_DATA FOR THE TASK_:
= = = =
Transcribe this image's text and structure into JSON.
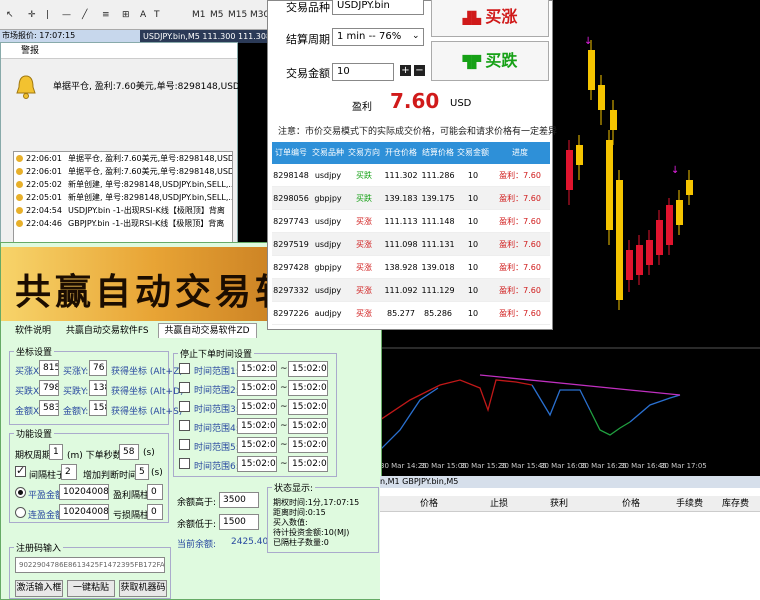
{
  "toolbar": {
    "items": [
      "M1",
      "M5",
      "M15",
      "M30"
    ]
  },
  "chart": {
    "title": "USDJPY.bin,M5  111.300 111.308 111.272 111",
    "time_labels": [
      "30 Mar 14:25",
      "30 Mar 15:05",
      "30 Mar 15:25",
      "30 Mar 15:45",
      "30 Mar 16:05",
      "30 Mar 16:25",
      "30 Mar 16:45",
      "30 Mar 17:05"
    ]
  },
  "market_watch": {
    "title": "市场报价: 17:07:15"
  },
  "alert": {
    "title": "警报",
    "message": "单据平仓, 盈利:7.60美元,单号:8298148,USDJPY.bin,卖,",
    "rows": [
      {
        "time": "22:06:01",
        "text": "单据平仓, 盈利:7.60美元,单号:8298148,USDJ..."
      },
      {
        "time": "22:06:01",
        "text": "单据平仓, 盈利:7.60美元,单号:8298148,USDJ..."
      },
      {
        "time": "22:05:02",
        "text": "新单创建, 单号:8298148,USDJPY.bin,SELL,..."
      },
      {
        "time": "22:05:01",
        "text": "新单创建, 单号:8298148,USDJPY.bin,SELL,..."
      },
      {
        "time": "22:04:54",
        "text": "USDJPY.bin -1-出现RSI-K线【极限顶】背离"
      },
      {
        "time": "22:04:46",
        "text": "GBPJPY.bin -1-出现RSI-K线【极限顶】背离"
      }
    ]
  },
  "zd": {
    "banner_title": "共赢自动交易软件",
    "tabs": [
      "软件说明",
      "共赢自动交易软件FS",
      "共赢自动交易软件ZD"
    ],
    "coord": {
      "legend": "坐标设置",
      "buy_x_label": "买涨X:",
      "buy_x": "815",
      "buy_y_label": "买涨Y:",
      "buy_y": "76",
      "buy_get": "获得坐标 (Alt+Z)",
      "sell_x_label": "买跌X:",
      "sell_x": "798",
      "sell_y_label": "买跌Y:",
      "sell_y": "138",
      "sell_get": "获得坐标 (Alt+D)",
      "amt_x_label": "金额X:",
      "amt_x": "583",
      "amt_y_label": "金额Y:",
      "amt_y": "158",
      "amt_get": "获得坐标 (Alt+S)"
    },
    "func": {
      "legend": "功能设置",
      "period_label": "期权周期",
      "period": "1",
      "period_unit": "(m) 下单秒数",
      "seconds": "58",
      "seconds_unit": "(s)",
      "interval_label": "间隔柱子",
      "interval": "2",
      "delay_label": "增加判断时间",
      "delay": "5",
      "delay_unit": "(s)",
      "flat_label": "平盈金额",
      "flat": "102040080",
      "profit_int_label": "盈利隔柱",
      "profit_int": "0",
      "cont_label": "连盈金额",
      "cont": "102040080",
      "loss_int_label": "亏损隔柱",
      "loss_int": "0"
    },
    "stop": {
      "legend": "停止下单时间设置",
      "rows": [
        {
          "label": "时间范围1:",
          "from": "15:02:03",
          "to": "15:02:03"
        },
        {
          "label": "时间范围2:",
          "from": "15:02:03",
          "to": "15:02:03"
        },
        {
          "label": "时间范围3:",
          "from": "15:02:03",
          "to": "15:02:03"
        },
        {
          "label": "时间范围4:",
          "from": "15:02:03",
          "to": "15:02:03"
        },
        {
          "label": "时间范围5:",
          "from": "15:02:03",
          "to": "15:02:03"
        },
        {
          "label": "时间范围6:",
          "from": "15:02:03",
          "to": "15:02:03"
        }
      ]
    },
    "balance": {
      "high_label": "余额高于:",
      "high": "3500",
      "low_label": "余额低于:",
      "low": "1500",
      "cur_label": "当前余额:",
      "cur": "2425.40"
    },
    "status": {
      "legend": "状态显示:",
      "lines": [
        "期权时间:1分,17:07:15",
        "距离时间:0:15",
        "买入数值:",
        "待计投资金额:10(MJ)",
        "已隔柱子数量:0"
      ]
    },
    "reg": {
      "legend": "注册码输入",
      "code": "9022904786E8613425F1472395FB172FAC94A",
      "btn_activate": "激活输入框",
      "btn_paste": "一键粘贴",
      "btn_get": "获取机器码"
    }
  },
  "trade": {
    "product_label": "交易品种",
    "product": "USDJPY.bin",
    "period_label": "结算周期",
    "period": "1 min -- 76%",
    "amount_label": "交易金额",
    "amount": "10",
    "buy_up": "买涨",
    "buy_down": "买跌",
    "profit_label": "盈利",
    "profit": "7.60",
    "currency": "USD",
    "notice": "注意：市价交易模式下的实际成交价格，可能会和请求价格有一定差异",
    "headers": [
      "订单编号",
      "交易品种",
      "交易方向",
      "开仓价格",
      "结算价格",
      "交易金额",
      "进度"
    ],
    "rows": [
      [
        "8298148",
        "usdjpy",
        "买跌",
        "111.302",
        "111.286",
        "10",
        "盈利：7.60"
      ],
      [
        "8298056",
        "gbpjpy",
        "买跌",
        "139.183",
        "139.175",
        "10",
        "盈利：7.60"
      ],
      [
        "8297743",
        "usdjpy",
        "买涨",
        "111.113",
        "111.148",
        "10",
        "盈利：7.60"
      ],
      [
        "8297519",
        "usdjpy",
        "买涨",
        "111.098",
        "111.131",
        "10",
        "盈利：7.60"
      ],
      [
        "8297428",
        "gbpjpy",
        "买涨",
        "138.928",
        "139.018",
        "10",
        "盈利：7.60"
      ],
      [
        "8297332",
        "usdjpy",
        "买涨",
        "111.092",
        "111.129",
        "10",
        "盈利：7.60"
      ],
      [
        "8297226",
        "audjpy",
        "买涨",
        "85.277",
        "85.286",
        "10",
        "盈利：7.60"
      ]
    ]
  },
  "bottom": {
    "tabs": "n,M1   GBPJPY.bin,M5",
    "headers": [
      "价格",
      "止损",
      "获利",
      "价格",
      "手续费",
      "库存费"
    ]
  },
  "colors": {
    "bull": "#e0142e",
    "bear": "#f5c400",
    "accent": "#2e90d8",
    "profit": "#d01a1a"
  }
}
= = = =
_YOUR OBJECTIVE_:
Quote every line of the records above exactly; no picture is to be copied.

_EXPECTED ANSWER_:
Transcribe this image's text and structure into JSON.
{
  "toolbar": {
    "items": [
      "M1",
      "M5",
      "M15",
      "M30"
    ]
  },
  "chart": {
    "title": "USDJPY.bin,M5  111.300 111.308 111.272 111",
    "time_labels": [
      "30 Mar 14:25",
      "30 Mar 15:05",
      "30 Mar 15:25",
      "30 Mar 15:45",
      "30 Mar 16:05",
      "30 Mar 16:25",
      "30 Mar 16:45",
      "30 Mar 17:05"
    ]
  },
  "market_watch": {
    "title": "市场报价: 17:07:15"
  },
  "alert": {
    "title": "警报",
    "message": "单据平仓, 盈利:7.60美元,单号:8298148,USDJPY.bin,卖,",
    "rows": [
      {
        "time": "22:06:01",
        "text": "单据平仓, 盈利:7.60美元,单号:8298148,USDJ..."
      },
      {
        "time": "22:06:01",
        "text": "单据平仓, 盈利:7.60美元,单号:8298148,USDJ..."
      },
      {
        "time": "22:05:02",
        "text": "新单创建, 单号:8298148,USDJPY.bin,SELL,..."
      },
      {
        "time": "22:05:01",
        "text": "新单创建, 单号:8298148,USDJPY.bin,SELL,..."
      },
      {
        "time": "22:04:54",
        "text": "USDJPY.bin -1-出现RSI-K线【极限顶】背离"
      },
      {
        "time": "22:04:46",
        "text": "GBPJPY.bin -1-出现RSI-K线【极限顶】背离"
      }
    ]
  },
  "zd": {
    "banner_title": "共赢自动交易软件",
    "tabs": [
      "软件说明",
      "共赢自动交易软件FS",
      "共赢自动交易软件ZD"
    ],
    "coord": {
      "legend": "坐标设置",
      "buy_x_label": "买涨X:",
      "buy_x": "815",
      "buy_y_label": "买涨Y:",
      "buy_y": "76",
      "buy_get": "获得坐标 (Alt+Z)",
      "sell_x_label": "买跌X:",
      "sell_x": "798",
      "sell_y_label": "买跌Y:",
      "sell_y": "138",
      "sell_get": "获得坐标 (Alt+D)",
      "amt_x_label": "金额X:",
      "amt_x": "583",
      "amt_y_label": "金额Y:",
      "amt_y": "158",
      "amt_get": "获得坐标 (Alt+S)"
    },
    "func": {
      "legend": "功能设置",
      "period_label": "期权周期",
      "period": "1",
      "period_unit": "(m) 下单秒数",
      "seconds": "58",
      "seconds_unit": "(s)",
      "interval_label": "间隔柱子",
      "interval": "2",
      "delay_label": "增加判断时间",
      "delay": "5",
      "delay_unit": "(s)",
      "flat_label": "平盈金额",
      "flat": "102040080",
      "profit_int_label": "盈利隔柱",
      "profit_int": "0",
      "cont_label": "连盈金额",
      "cont": "102040080",
      "loss_int_label": "亏损隔柱",
      "loss_int": "0"
    },
    "stop": {
      "legend": "停止下单时间设置",
      "rows": [
        {
          "label": "时间范围1:",
          "from": "15:02:03",
          "to": "15:02:03"
        },
        {
          "label": "时间范围2:",
          "from": "15:02:03",
          "to": "15:02:03"
        },
        {
          "label": "时间范围3:",
          "from": "15:02:03",
          "to": "15:02:03"
        },
        {
          "label": "时间范围4:",
          "from": "15:02:03",
          "to": "15:02:03"
        },
        {
          "label": "时间范围5:",
          "from": "15:02:03",
          "to": "15:02:03"
        },
        {
          "label": "时间范围6:",
          "from": "15:02:03",
          "to": "15:02:03"
        }
      ]
    },
    "balance": {
      "high_label": "余额高于:",
      "high": "3500",
      "low_label": "余额低于:",
      "low": "1500",
      "cur_label": "当前余额:",
      "cur": "2425.40"
    },
    "status": {
      "legend": "状态显示:",
      "lines": [
        "期权时间:1分,17:07:15",
        "距离时间:0:15",
        "买入数值:",
        "待计投资金额:10(MJ)",
        "已隔柱子数量:0"
      ]
    },
    "reg": {
      "legend": "注册码输入",
      "code": "9022904786E8613425F1472395FB172FAC94A",
      "btn_activate": "激活输入框",
      "btn_paste": "一键粘贴",
      "btn_get": "获取机器码"
    }
  },
  "trade": {
    "product_label": "交易品种",
    "product": "USDJPY.bin",
    "period_label": "结算周期",
    "period": "1 min -- 76%",
    "amount_label": "交易金额",
    "amount": "10",
    "buy_up": "买涨",
    "buy_down": "买跌",
    "profit_label": "盈利",
    "profit": "7.60",
    "currency": "USD",
    "notice": "注意：市价交易模式下的实际成交价格，可能会和请求价格有一定差异",
    "headers": [
      "订单编号",
      "交易品种",
      "交易方向",
      "开仓价格",
      "结算价格",
      "交易金额",
      "进度"
    ],
    "rows": [
      [
        "8298148",
        "usdjpy",
        "买跌",
        "111.302",
        "111.286",
        "10",
        "盈利：7.60"
      ],
      [
        "8298056",
        "gbpjpy",
        "买跌",
        "139.183",
        "139.175",
        "10",
        "盈利：7.60"
      ],
      [
        "8297743",
        "usdjpy",
        "买涨",
        "111.113",
        "111.148",
        "10",
        "盈利：7.60"
      ],
      [
        "8297519",
        "usdjpy",
        "买涨",
        "111.098",
        "111.131",
        "10",
        "盈利：7.60"
      ],
      [
        "8297428",
        "gbpjpy",
        "买涨",
        "138.928",
        "139.018",
        "10",
        "盈利：7.60"
      ],
      [
        "8297332",
        "usdjpy",
        "买涨",
        "111.092",
        "111.129",
        "10",
        "盈利：7.60"
      ],
      [
        "8297226",
        "audjpy",
        "买涨",
        "85.277",
        "85.286",
        "10",
        "盈利：7.60"
      ]
    ]
  },
  "bottom": {
    "tabs": "n,M1   GBPJPY.bin,M5",
    "headers": [
      "价格",
      "止损",
      "获利",
      "价格",
      "手续费",
      "库存费"
    ]
  },
  "colors": {
    "bull": "#e0142e",
    "bear": "#f5c400",
    "accent": "#2e90d8",
    "profit": "#d01a1a"
  }
}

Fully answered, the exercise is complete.